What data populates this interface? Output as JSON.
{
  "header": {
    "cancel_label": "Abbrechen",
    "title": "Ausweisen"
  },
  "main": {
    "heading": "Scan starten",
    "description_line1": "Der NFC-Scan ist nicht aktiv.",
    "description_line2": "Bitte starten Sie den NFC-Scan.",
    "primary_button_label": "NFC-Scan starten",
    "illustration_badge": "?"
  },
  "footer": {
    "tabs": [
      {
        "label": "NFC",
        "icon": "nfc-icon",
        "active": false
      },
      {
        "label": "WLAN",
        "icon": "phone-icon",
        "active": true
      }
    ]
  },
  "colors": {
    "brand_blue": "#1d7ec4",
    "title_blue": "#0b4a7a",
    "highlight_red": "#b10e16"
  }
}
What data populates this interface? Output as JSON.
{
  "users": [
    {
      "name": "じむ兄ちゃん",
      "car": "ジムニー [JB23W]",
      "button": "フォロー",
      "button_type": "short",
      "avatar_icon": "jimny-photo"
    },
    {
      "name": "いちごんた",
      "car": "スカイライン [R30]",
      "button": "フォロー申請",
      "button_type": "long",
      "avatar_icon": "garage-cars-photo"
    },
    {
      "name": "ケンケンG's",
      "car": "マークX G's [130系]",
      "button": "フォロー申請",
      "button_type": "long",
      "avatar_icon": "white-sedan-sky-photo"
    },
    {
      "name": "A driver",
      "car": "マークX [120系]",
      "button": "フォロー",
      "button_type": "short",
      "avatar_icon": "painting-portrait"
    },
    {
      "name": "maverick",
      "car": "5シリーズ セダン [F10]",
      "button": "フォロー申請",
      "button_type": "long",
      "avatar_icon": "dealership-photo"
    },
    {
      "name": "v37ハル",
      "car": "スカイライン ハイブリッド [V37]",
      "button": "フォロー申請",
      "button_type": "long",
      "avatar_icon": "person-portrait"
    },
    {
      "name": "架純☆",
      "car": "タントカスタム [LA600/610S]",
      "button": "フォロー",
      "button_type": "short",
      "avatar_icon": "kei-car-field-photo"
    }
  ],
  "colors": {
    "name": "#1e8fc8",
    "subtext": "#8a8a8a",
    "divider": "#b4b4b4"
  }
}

▶ **WHAT NEEDS TO BE DONE**
From the records above, pull out each line that has "photo".

▶ **ANSWER TO THE EXERCISE**
      "avatar_icon": "jimny-photo"
      "avatar_icon": "garage-cars-photo"
      "avatar_icon": "white-sedan-sky-photo"
      "avatar_icon": "dealership-photo"
      "avatar_icon": "kei-car-field-photo"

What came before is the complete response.